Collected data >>
↓↓↓
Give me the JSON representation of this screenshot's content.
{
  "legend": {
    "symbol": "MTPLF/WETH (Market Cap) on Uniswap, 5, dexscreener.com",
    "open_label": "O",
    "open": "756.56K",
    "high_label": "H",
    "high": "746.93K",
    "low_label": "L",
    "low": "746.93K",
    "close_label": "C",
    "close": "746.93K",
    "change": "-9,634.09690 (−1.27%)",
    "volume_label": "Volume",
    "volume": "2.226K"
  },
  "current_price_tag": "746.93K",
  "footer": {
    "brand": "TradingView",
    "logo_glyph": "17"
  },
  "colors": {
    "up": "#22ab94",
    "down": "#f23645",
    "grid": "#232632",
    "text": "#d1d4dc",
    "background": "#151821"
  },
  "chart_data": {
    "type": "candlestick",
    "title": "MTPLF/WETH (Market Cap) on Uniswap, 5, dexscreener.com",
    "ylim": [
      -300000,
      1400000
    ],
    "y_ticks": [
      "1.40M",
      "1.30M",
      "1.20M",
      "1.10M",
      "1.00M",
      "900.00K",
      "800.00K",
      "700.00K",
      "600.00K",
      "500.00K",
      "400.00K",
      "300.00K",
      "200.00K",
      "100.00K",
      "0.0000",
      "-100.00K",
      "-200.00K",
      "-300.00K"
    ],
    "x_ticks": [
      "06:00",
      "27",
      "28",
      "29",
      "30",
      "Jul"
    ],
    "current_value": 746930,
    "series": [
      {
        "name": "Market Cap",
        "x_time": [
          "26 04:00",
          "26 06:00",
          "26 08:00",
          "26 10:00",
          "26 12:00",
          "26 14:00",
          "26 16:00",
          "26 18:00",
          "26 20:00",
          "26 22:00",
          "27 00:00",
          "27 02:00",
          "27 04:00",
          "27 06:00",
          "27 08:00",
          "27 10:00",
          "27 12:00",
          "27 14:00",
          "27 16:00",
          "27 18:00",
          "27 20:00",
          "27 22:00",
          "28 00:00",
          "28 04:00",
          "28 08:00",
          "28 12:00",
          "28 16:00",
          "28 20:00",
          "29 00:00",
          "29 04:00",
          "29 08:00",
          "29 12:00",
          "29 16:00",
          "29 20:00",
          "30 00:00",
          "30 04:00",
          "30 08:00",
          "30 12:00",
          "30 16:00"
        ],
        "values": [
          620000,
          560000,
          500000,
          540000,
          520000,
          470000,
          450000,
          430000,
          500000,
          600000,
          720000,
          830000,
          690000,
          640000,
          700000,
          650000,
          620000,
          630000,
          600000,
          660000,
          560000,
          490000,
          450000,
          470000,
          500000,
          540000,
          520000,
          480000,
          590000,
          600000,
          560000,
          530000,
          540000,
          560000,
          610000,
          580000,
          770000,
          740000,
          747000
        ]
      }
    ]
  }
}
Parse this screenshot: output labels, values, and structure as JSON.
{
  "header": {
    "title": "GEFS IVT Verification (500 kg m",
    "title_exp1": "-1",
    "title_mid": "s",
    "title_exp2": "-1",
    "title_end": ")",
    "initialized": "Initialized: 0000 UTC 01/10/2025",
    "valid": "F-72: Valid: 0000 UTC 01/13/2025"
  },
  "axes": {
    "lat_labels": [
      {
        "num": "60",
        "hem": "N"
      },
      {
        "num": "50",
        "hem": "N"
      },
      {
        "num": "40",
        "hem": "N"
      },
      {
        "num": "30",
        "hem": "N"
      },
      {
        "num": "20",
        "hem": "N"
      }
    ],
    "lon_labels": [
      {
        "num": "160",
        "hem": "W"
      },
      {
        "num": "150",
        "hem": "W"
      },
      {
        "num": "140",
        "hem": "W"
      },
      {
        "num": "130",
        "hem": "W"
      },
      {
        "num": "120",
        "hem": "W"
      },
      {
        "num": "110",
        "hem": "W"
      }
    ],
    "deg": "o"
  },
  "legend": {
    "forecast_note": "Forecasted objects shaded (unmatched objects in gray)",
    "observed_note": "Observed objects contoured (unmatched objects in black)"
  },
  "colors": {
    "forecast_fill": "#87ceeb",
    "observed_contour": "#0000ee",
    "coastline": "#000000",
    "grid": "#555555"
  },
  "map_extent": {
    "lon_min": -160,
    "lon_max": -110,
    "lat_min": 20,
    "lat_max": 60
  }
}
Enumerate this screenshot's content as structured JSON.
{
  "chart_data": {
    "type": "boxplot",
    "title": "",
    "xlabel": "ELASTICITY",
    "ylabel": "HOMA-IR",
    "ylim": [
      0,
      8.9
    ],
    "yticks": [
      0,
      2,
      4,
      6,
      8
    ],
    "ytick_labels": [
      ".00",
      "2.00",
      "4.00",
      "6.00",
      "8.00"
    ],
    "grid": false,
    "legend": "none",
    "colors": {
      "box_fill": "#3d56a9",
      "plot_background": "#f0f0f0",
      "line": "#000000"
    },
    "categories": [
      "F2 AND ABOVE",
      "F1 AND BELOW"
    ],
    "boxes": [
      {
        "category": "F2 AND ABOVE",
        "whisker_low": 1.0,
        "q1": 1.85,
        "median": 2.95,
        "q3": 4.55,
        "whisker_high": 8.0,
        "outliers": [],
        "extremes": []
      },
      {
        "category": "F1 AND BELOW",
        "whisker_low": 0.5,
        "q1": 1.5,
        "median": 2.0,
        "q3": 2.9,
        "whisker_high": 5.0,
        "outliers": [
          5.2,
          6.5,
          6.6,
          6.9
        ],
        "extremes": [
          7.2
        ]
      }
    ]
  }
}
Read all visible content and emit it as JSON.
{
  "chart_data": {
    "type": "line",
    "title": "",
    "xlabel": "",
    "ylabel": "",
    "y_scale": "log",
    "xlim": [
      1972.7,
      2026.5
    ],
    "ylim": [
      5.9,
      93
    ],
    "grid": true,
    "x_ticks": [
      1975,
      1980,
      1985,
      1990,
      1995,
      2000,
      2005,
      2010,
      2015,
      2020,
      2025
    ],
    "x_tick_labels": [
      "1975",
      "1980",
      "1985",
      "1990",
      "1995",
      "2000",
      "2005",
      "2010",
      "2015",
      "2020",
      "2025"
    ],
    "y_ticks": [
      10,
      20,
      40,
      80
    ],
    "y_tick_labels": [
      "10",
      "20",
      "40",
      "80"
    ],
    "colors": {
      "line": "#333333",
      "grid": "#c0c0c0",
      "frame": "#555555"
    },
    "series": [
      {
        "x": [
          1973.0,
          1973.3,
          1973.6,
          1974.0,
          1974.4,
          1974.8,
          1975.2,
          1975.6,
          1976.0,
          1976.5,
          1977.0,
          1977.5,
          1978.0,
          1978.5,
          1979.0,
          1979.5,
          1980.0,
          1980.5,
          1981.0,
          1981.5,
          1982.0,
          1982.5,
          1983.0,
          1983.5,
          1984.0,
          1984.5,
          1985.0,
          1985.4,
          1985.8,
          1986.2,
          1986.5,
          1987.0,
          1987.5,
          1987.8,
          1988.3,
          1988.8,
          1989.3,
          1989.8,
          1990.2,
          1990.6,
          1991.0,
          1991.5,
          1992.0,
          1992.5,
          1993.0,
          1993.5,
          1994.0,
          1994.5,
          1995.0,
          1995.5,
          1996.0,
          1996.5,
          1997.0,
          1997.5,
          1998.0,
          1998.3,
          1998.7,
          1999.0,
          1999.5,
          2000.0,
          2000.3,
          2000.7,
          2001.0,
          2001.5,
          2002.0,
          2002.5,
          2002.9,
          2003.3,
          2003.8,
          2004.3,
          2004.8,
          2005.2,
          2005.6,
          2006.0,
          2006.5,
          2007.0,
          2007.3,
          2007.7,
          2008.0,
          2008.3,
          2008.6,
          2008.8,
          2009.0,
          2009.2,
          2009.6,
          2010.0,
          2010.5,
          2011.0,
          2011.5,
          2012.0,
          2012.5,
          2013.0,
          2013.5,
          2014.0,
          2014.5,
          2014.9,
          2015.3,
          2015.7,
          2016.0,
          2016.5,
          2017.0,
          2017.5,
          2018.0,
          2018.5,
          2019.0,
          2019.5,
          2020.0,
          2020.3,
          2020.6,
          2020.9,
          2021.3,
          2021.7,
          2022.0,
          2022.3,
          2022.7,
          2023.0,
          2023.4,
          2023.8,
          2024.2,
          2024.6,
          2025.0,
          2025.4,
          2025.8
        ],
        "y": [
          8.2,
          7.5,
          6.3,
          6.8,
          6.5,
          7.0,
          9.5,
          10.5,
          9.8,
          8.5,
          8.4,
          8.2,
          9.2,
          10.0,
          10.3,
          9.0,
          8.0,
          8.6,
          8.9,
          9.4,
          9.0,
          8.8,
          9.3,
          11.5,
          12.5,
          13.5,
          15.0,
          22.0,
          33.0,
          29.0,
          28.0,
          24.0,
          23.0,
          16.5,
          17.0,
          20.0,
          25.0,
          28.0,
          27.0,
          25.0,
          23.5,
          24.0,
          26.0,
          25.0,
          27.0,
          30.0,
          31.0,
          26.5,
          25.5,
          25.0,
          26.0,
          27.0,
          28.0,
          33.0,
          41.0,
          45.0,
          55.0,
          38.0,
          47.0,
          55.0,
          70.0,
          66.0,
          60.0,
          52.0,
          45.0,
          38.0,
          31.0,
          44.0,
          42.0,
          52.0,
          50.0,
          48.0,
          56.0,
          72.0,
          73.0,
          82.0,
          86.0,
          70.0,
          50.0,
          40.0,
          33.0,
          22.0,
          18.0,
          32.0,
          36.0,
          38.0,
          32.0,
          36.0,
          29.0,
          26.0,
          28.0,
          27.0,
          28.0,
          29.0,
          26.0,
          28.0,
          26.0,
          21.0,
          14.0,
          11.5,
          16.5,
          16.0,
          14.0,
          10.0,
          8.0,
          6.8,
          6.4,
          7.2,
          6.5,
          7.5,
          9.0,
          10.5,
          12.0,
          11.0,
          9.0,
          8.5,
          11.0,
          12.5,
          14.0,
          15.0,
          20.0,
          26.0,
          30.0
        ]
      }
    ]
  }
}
↑↑↑
TASK >>
Copy whichever lines in the listing above contain the word "JSON".

SOLUTION FOR THIS EXERCISE >>
Give me the JSON representation of this screenshot's content.
Parse this screenshot: output labels, values, and structure as JSON.
Enumerate this screenshot's content as structured JSON.
Read all visible content and emit it as JSON.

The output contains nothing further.